Short task - Copy down every line where the string "icon" shows up.

[Stored data]
________________

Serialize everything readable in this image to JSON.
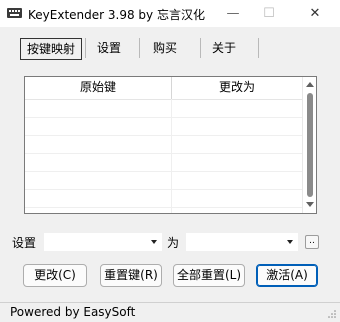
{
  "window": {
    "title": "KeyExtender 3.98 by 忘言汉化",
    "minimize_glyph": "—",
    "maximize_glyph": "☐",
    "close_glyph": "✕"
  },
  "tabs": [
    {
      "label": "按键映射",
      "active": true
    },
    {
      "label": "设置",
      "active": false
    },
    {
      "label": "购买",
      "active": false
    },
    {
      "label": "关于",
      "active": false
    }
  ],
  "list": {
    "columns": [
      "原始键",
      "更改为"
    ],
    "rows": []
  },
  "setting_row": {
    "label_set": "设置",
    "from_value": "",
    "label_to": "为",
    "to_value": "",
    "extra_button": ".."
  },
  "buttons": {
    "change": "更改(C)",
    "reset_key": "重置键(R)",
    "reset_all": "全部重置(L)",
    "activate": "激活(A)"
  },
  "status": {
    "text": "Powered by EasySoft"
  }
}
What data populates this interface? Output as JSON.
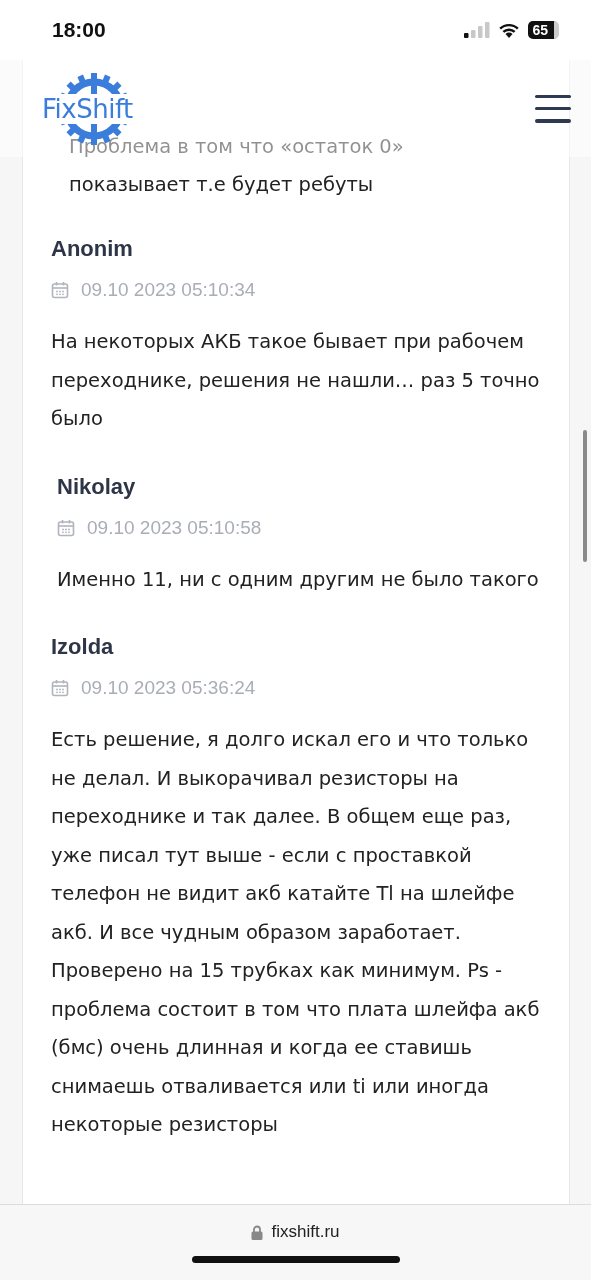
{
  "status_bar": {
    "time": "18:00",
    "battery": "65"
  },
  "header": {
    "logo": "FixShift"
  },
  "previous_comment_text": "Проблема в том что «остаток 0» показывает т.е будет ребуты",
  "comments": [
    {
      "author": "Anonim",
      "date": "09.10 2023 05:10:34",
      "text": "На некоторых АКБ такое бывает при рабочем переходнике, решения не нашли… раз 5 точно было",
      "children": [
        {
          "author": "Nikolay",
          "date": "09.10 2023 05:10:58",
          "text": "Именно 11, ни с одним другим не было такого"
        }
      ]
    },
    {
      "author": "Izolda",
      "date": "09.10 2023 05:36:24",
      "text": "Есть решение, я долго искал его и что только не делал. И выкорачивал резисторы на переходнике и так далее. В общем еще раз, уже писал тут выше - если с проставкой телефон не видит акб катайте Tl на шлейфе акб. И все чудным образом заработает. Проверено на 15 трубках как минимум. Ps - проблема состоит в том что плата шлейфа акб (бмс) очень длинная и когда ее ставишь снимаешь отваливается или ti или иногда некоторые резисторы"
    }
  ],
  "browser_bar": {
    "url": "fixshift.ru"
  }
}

________________

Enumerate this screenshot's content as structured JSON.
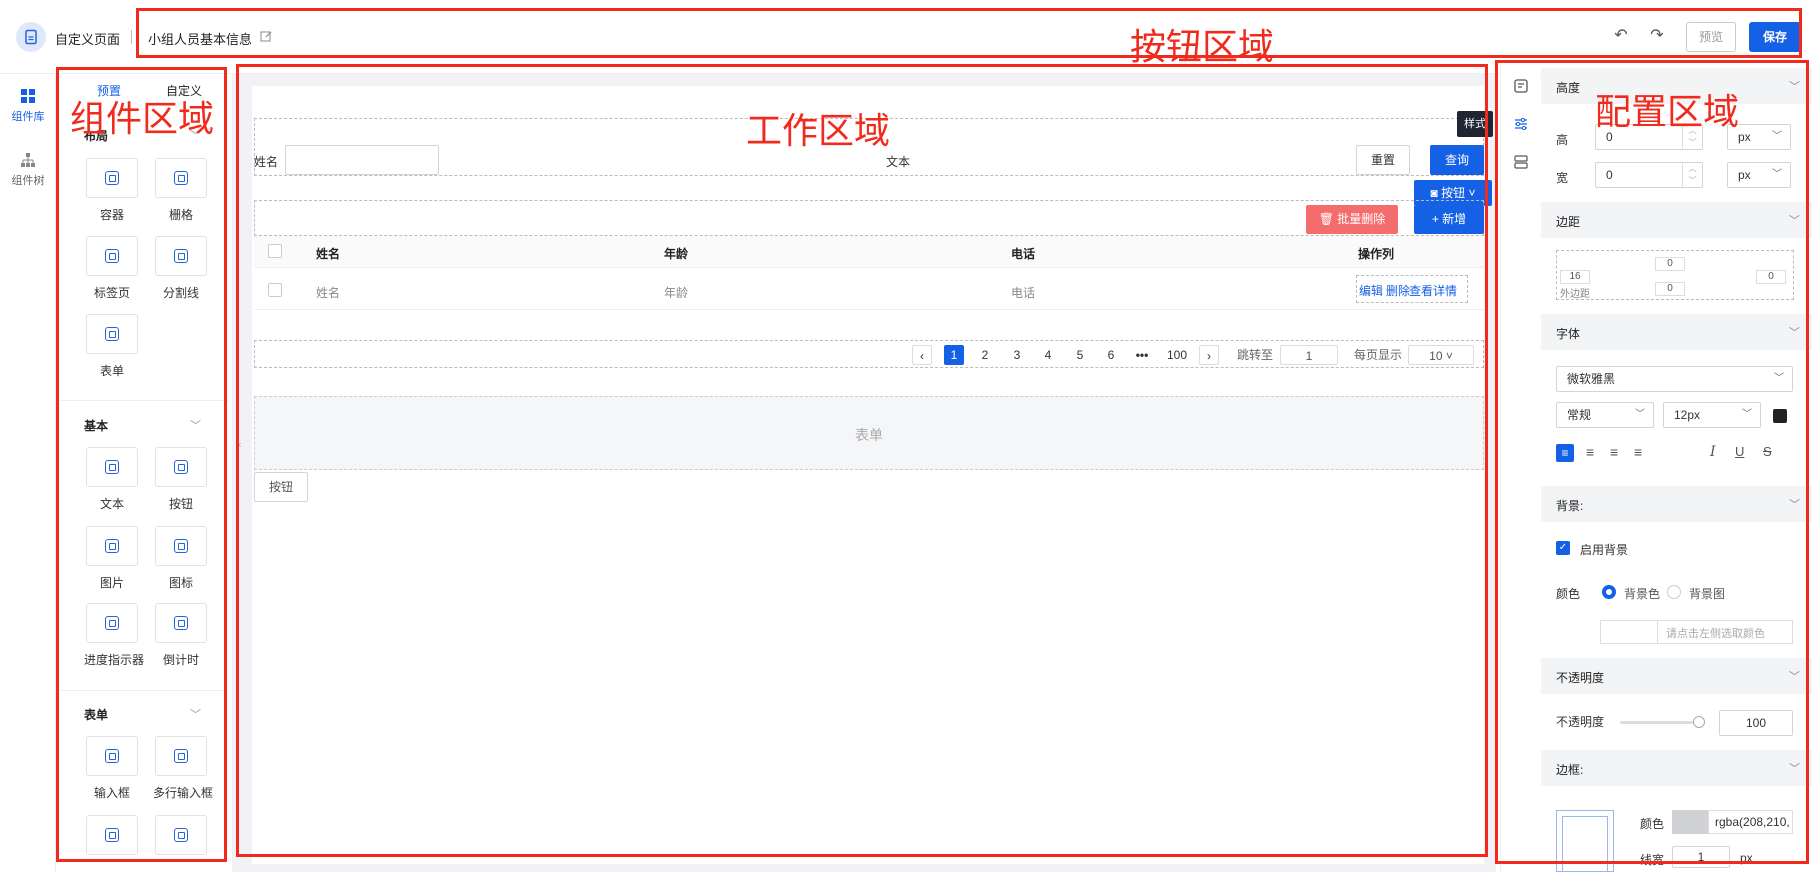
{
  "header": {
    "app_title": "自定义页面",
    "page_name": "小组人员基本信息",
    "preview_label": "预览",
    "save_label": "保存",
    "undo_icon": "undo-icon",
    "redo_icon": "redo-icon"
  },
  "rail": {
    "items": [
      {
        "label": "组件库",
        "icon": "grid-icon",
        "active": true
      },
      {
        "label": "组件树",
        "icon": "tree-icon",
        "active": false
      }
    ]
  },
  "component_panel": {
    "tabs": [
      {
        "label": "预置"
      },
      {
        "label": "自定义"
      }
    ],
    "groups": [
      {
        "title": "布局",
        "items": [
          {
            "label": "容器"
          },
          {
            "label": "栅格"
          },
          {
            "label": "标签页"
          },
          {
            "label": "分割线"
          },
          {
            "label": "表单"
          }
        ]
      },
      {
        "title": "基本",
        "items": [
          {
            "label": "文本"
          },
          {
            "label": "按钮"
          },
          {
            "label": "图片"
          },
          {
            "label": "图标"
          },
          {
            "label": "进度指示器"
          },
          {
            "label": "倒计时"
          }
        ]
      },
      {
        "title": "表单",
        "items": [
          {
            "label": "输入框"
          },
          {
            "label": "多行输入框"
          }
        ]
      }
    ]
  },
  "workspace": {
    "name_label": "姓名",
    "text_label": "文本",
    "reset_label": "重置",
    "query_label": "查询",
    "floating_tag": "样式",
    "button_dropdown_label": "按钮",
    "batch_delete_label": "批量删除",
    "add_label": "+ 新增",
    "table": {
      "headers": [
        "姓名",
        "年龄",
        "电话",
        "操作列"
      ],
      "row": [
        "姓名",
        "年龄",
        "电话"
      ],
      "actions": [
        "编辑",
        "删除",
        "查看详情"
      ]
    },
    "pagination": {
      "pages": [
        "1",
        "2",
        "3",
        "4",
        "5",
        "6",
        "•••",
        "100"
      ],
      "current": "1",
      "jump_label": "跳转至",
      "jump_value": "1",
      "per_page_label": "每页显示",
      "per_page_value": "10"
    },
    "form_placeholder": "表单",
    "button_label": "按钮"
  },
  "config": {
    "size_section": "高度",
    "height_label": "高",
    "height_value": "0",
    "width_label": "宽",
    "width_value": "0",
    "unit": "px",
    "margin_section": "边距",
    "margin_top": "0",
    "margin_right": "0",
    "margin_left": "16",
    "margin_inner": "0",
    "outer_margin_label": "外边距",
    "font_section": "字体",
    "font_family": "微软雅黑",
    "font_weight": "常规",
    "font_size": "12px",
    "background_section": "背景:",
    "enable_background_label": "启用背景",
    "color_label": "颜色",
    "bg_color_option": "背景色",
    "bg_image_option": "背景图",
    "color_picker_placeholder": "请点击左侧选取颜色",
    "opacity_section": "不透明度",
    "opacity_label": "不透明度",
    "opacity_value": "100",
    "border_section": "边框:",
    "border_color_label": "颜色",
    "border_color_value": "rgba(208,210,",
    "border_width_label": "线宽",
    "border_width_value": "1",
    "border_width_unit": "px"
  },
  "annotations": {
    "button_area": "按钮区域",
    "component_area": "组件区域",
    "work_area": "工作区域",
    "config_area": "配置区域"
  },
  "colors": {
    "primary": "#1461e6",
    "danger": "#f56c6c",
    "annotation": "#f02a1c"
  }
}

________________

Task answer -
    "undo_icon": "undo-icon",
    "redo_icon": "redo-icon"
        "icon": "grid-icon",
        "icon": "tree-icon",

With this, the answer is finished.